Directions for this task: Every record must be written out once more, with nothing added or omitted.

Stored records:
________________
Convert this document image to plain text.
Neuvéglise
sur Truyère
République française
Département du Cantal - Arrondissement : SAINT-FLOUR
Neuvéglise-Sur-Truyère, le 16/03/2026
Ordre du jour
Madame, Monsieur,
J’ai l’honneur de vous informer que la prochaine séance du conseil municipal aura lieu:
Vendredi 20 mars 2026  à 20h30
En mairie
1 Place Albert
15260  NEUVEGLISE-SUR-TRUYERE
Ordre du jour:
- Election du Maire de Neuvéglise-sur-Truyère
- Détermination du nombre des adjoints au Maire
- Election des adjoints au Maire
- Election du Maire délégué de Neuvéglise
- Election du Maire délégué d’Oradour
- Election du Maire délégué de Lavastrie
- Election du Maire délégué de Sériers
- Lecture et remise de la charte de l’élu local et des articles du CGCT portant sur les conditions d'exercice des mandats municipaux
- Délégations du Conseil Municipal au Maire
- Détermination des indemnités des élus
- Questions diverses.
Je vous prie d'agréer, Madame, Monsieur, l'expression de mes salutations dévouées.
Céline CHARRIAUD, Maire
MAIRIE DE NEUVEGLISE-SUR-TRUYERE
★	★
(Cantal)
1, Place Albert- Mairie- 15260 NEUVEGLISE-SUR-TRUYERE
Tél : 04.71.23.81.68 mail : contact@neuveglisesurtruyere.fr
________________
Response for this exercise:
Convert this document image to plain text.
Neuvéglise
sur Truyère
République française
Département du Cantal - Arrondissement : SAINT-FLOUR
Neuvéglise-Sur-Truyère, le 16/03/2026
Ordre du jour
Madame, Monsieur,
J’ai l’honneur de vous informer que la prochaine séance du conseil municipal aura lieu:
Vendredi 20 mars 2026  à 20h30
En mairie
1 Place Albert
15260  NEUVEGLISE-SUR-TRUYERE
Ordre du jour:
- Election du Maire de Neuvéglise-sur-Truyère
- Détermination du nombre des adjoints au Maire
- Election des adjoints au Maire
- Election du Maire délégué de Neuvéglise
- Election du Maire délégué d’Oradour
- Election du Maire délégué de Lavastrie
- Election du Maire délégué de Sériers
- Lecture et remise de la charte de l’élu local et des articles du CGCT portant sur les conditions d'exercice des mandats municipaux
- Délégations du Conseil Municipal au Maire
- Détermination des indemnités des élus
- Questions diverses.
Je vous prie d'agréer, Madame, Monsieur, l'expression de mes salutations dévouées.
Céline CHARRIAUD, Maire
MAIRIE DE NEUVEGLISE-SUR-TRUYERE
★	★
(Cantal)
1, Place Albert- Mairie- 15260 NEUVEGLISE-SUR-TRUYERE
Tél : 04.71.23.81.68 mail : contact@neuveglisesurtruyere.fr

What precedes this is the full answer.